*GIVEN DATA*.

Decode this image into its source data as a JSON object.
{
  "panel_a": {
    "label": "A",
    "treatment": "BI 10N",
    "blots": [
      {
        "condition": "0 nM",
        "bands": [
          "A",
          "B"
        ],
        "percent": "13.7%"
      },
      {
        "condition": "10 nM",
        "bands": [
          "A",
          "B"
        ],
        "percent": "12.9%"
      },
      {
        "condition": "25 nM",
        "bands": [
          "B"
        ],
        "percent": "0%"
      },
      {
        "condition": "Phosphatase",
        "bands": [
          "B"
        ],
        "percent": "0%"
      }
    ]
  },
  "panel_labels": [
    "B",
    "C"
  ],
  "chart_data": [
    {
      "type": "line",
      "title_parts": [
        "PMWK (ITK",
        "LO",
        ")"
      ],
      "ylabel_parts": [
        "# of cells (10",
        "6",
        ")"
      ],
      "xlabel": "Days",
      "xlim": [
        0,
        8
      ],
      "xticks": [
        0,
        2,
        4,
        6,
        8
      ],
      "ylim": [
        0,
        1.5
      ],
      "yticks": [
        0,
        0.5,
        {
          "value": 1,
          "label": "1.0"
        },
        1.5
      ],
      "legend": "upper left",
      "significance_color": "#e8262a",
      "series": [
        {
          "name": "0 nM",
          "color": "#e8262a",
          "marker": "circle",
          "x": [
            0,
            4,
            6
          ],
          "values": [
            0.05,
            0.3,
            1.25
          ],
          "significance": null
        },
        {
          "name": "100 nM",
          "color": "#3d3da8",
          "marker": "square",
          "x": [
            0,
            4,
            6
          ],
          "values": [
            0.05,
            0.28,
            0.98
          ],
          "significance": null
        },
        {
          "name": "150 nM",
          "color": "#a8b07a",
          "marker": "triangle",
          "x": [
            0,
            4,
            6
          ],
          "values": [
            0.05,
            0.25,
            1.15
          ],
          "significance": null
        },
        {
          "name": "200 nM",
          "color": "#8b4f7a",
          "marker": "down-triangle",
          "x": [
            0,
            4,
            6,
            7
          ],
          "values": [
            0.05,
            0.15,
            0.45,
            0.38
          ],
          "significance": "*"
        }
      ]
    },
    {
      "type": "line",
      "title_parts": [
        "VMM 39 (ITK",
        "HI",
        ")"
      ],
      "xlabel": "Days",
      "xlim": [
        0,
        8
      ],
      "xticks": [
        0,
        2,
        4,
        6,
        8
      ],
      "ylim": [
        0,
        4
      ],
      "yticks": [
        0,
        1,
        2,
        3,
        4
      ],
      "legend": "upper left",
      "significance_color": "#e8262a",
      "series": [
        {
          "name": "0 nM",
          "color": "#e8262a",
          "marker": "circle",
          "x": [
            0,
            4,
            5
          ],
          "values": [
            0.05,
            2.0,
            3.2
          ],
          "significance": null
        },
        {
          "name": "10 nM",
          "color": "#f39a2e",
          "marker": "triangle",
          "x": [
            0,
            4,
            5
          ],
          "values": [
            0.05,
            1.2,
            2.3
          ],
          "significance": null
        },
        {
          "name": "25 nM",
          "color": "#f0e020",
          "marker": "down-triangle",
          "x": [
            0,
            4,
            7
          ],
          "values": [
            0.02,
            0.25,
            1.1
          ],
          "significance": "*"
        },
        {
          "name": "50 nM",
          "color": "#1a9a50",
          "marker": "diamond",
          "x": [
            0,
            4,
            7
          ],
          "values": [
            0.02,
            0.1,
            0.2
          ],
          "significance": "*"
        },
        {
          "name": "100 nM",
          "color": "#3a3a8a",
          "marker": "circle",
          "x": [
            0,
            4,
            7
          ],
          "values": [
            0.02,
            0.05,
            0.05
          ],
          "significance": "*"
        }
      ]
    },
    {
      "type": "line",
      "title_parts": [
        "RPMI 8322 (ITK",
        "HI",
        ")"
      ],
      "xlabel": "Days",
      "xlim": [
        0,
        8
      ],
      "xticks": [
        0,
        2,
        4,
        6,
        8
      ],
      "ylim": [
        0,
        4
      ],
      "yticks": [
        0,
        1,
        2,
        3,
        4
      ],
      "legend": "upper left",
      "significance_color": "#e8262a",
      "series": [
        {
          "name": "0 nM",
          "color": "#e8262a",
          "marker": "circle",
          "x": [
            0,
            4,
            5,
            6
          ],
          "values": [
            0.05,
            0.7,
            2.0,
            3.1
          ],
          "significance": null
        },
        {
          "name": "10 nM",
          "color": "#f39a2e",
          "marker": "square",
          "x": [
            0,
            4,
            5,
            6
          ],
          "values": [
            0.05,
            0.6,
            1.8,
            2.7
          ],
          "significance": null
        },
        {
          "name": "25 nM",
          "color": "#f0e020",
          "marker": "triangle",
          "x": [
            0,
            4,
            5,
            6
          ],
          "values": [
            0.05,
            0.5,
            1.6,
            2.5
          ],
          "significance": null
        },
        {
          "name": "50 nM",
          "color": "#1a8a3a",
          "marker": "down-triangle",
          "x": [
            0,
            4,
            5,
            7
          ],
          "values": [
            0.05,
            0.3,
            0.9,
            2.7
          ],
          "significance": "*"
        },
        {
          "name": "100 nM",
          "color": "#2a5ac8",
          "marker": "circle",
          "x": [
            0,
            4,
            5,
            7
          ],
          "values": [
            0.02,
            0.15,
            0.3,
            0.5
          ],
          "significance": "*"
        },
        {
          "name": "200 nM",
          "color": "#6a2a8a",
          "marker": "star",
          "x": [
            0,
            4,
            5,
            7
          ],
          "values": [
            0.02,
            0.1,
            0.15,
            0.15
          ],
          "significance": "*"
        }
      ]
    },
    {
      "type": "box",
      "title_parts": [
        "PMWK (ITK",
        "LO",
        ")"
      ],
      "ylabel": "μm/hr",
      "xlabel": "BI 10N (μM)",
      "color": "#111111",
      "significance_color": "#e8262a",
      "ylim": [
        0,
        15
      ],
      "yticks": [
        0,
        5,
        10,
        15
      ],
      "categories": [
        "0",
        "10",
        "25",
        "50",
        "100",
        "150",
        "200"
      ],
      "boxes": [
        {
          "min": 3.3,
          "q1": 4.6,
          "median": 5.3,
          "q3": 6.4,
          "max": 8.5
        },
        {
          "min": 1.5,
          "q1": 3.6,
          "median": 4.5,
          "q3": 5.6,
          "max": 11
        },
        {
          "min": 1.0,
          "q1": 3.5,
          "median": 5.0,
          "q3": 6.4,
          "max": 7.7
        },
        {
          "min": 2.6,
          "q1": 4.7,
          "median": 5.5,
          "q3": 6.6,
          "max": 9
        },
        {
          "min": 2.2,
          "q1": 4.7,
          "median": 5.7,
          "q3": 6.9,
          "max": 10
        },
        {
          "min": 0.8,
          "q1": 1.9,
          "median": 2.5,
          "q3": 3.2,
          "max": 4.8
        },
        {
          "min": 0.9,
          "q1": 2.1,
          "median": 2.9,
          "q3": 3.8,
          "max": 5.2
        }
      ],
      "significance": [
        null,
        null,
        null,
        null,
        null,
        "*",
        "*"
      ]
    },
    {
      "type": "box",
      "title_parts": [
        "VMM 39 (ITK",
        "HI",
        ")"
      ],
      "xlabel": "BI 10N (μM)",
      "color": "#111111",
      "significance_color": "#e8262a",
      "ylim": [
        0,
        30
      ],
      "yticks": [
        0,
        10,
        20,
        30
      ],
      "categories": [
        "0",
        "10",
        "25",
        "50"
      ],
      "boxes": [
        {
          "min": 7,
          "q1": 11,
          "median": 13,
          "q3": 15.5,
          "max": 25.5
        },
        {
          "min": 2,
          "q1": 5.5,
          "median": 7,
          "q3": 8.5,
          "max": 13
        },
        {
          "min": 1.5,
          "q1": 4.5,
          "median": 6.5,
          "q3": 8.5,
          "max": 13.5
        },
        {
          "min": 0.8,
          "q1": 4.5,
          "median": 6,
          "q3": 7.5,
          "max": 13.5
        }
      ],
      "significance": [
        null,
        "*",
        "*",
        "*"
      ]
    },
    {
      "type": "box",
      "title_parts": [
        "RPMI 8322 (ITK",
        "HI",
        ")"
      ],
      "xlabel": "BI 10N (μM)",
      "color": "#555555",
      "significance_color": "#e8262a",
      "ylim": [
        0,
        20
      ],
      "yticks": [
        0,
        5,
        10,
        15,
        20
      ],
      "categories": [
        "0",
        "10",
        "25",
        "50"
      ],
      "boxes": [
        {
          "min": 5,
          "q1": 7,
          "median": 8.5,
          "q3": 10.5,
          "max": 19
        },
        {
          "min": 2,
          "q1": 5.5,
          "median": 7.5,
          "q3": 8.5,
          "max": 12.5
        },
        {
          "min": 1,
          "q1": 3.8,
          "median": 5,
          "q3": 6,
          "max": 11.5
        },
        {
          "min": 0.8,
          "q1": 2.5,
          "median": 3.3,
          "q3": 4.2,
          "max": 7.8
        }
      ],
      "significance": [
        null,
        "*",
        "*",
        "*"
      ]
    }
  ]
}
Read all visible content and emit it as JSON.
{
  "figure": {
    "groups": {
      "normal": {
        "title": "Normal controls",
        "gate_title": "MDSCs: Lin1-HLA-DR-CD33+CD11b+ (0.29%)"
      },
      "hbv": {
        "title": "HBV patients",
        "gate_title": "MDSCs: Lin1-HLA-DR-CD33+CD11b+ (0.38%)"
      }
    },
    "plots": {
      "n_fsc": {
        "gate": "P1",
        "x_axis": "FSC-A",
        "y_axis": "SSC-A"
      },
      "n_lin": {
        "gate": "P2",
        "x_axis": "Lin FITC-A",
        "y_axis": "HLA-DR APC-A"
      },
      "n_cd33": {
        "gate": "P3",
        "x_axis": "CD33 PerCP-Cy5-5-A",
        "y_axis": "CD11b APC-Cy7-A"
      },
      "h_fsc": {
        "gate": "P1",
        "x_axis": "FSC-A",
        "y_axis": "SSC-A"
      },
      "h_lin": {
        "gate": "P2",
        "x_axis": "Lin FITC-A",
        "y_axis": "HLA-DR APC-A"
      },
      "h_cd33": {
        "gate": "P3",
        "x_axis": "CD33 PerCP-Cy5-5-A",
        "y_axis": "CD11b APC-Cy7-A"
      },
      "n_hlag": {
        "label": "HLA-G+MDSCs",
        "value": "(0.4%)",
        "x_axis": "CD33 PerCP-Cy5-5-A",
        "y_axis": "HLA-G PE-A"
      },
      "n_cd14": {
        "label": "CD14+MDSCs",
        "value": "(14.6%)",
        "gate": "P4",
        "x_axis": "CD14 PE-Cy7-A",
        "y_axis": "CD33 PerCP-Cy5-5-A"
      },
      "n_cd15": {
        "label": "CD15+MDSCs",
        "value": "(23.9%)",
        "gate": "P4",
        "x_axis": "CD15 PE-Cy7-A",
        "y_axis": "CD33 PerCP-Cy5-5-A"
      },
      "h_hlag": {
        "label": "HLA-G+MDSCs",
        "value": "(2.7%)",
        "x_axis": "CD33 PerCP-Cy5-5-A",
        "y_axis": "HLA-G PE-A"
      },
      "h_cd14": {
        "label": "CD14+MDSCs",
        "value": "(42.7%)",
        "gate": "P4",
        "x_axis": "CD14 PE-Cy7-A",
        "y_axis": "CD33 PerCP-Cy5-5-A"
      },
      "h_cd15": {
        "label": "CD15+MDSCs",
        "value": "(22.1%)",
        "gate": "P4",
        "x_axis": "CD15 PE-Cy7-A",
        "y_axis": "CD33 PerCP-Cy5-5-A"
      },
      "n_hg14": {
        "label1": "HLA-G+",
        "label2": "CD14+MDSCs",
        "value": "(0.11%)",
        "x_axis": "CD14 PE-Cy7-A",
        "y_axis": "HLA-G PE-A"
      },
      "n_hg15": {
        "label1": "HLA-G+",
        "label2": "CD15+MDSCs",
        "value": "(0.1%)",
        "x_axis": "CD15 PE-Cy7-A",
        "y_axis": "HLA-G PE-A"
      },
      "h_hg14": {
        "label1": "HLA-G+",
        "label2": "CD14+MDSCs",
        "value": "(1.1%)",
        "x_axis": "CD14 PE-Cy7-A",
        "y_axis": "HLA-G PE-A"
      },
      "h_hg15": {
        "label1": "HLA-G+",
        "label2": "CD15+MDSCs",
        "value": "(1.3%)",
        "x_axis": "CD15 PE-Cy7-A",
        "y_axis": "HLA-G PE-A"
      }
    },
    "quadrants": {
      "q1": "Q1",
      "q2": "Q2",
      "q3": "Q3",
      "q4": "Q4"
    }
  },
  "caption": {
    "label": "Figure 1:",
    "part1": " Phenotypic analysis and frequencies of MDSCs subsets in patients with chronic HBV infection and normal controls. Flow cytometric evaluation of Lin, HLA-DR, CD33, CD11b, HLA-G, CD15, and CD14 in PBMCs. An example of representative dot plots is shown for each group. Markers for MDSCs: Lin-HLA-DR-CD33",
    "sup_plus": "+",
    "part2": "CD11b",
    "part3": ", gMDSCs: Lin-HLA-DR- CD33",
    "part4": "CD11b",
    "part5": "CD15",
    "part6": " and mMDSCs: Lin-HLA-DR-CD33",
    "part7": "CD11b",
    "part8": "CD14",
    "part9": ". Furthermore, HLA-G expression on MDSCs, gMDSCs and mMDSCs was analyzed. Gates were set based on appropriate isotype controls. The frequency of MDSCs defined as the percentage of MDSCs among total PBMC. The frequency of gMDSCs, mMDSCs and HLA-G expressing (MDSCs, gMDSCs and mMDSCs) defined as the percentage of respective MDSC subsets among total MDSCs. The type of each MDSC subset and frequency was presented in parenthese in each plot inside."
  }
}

*YOUR OBJECTIVE*.
Copy each line of the records that contains the word "controls".

*RESPONSE*.
        "title": "Normal controls",
    "part1": " Phenotypic analysis and frequencies of MDSCs subsets in patients with chronic HBV infection and normal controls. Flow cytometric evaluation of Lin, HLA-DR, CD33, CD11b, HLA-G, CD15, and CD14 in PBMCs. An example of representative dot plots is shown for each group. Markers for MDSCs: Lin-HLA-DR-CD33",
    "part9": ". Furthermore, HLA-G expression on MDSCs, gMDSCs and mMDSCs was analyzed. Gates were set based on appropriate isotype controls. The frequency of MDSCs defined as the percentage of MDSCs among total PBMC. The frequency of gMDSCs, mMDSCs and HLA-G expressing (MDSCs, gMDSCs and mMDSCs) defined as the percentage of respective MDSC subsets among total MDSCs. The type of each MDSC subset and frequency was presented in parenthese in each plot inside."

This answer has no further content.